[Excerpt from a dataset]
──────

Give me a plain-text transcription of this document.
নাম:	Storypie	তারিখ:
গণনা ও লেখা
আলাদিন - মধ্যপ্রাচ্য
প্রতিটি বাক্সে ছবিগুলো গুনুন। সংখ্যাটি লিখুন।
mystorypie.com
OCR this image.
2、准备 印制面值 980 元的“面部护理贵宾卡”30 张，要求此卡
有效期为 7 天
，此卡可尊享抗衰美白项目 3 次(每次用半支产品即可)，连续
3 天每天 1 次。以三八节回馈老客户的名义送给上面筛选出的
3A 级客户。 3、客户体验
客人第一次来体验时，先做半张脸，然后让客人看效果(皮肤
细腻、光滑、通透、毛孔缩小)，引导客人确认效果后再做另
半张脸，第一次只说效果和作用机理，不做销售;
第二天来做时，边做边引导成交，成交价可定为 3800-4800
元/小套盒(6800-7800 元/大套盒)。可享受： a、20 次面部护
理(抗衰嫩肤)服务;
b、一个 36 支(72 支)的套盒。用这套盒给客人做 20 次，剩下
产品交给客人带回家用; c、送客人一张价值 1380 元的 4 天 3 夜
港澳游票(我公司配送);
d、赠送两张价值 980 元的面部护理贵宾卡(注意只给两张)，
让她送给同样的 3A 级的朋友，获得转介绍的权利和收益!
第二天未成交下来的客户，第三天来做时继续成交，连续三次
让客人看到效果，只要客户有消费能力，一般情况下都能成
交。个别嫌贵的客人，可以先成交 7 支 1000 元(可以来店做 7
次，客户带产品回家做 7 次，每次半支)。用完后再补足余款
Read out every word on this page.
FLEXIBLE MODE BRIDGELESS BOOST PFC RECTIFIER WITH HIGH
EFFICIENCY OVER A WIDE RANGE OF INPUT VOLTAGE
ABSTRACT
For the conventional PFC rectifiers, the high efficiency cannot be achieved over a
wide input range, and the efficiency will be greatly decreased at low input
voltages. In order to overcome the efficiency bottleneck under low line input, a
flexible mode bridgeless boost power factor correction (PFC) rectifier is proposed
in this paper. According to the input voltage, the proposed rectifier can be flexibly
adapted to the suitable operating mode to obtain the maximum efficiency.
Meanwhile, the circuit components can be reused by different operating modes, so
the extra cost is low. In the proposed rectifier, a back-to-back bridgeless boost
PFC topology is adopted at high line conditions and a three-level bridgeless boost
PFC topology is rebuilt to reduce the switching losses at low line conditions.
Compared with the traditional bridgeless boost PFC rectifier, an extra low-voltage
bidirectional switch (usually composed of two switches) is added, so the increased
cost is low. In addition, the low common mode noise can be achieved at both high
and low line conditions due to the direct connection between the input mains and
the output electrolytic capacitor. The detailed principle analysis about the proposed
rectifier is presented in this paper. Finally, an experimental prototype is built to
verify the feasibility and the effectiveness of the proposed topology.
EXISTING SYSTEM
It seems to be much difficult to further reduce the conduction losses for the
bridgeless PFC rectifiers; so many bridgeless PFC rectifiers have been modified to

──────

◆ Exercise description ◆
Among the entries, how many lines contain the string "operating"? Give the number without anything else.

◆ Full answer ◆
2